-- Set task --
Print out each entry below exactly, please.

-- Entries --
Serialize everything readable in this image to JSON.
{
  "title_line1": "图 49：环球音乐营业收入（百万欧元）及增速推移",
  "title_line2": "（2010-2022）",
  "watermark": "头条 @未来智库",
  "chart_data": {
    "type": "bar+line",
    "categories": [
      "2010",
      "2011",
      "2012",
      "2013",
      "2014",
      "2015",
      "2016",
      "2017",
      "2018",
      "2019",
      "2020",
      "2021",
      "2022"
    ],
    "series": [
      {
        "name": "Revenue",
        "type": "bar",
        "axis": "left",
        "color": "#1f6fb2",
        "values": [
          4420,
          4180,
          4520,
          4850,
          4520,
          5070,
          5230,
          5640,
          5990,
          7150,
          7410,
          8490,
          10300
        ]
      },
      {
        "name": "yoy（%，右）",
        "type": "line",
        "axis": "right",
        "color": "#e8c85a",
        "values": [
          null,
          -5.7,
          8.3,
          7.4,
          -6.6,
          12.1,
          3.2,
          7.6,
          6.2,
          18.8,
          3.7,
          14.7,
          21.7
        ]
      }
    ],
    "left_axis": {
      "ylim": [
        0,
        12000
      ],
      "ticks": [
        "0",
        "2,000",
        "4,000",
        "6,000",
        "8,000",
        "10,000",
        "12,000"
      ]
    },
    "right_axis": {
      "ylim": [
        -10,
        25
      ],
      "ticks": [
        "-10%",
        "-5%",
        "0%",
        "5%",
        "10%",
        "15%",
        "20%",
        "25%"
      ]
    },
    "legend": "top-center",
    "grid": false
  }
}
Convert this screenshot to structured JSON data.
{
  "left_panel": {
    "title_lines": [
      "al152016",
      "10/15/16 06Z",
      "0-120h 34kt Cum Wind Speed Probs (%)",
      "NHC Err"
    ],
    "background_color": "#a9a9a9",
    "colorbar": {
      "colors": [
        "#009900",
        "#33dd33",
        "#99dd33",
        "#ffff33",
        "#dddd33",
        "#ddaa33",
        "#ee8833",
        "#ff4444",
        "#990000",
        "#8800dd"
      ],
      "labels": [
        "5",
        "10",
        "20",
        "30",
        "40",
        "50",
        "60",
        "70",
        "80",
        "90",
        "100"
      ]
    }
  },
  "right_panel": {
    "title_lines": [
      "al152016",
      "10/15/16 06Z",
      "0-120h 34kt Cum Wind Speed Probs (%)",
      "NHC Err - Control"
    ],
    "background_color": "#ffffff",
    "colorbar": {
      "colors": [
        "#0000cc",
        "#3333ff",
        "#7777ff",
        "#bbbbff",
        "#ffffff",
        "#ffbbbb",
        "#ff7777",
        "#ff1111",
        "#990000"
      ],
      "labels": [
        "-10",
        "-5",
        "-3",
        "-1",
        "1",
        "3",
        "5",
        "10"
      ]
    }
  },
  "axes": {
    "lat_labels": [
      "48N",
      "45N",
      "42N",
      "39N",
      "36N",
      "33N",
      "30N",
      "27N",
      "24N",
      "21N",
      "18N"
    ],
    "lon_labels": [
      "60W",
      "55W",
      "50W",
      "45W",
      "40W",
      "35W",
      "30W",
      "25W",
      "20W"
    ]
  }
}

-- Task output --
Serialize everything readable in this image to JSON.
{
  "title_line1": "图 49：环球音乐营业收入（百万欧元）及增速推移",
  "title_line2": "（2010-2022）",
  "watermark": "头条 @未来智库",
  "chart_data": {
    "type": "bar+line",
    "categories": [
      "2010",
      "2011",
      "2012",
      "2013",
      "2014",
      "2015",
      "2016",
      "2017",
      "2018",
      "2019",
      "2020",
      "2021",
      "2022"
    ],
    "series": [
      {
        "name": "Revenue",
        "type": "bar",
        "axis": "left",
        "color": "#1f6fb2",
        "values": [
          4420,
          4180,
          4520,
          4850,
          4520,
          5070,
          5230,
          5640,
          5990,
          7150,
          7410,
          8490,
          10300
        ]
      },
      {
        "name": "yoy（%，右）",
        "type": "line",
        "axis": "right",
        "color": "#e8c85a",
        "values": [
          null,
          -5.7,
          8.3,
          7.4,
          -6.6,
          12.1,
          3.2,
          7.6,
          6.2,
          18.8,
          3.7,
          14.7,
          21.7
        ]
      }
    ],
    "left_axis": {
      "ylim": [
        0,
        12000
      ],
      "ticks": [
        "0",
        "2,000",
        "4,000",
        "6,000",
        "8,000",
        "10,000",
        "12,000"
      ]
    },
    "right_axis": {
      "ylim": [
        -10,
        25
      ],
      "ticks": [
        "-10%",
        "-5%",
        "0%",
        "5%",
        "10%",
        "15%",
        "20%",
        "25%"
      ]
    },
    "legend": "top-center",
    "grid": false
  }
}
Convert this screenshot to structured JSON data.
{
  "left_panel": {
    "title_lines": [
      "al152016",
      "10/15/16 06Z",
      "0-120h 34kt Cum Wind Speed Probs (%)",
      "NHC Err"
    ],
    "background_color": "#a9a9a9",
    "colorbar": {
      "colors": [
        "#009900",
        "#33dd33",
        "#99dd33",
        "#ffff33",
        "#dddd33",
        "#ddaa33",
        "#ee8833",
        "#ff4444",
        "#990000",
        "#8800dd"
      ],
      "labels": [
        "5",
        "10",
        "20",
        "30",
        "40",
        "50",
        "60",
        "70",
        "80",
        "90",
        "100"
      ]
    }
  },
  "right_panel": {
    "title_lines": [
      "al152016",
      "10/15/16 06Z",
      "0-120h 34kt Cum Wind Speed Probs (%)",
      "NHC Err - Control"
    ],
    "background_color": "#ffffff",
    "colorbar": {
      "colors": [
        "#0000cc",
        "#3333ff",
        "#7777ff",
        "#bbbbff",
        "#ffffff",
        "#ffbbbb",
        "#ff7777",
        "#ff1111",
        "#990000"
      ],
      "labels": [
        "-10",
        "-5",
        "-3",
        "-1",
        "1",
        "3",
        "5",
        "10"
      ]
    }
  },
  "axes": {
    "lat_labels": [
      "48N",
      "45N",
      "42N",
      "39N",
      "36N",
      "33N",
      "30N",
      "27N",
      "24N",
      "21N",
      "18N"
    ],
    "lon_labels": [
      "60W",
      "55W",
      "50W",
      "45W",
      "40W",
      "35W",
      "30W",
      "25W",
      "20W"
    ]
  }
}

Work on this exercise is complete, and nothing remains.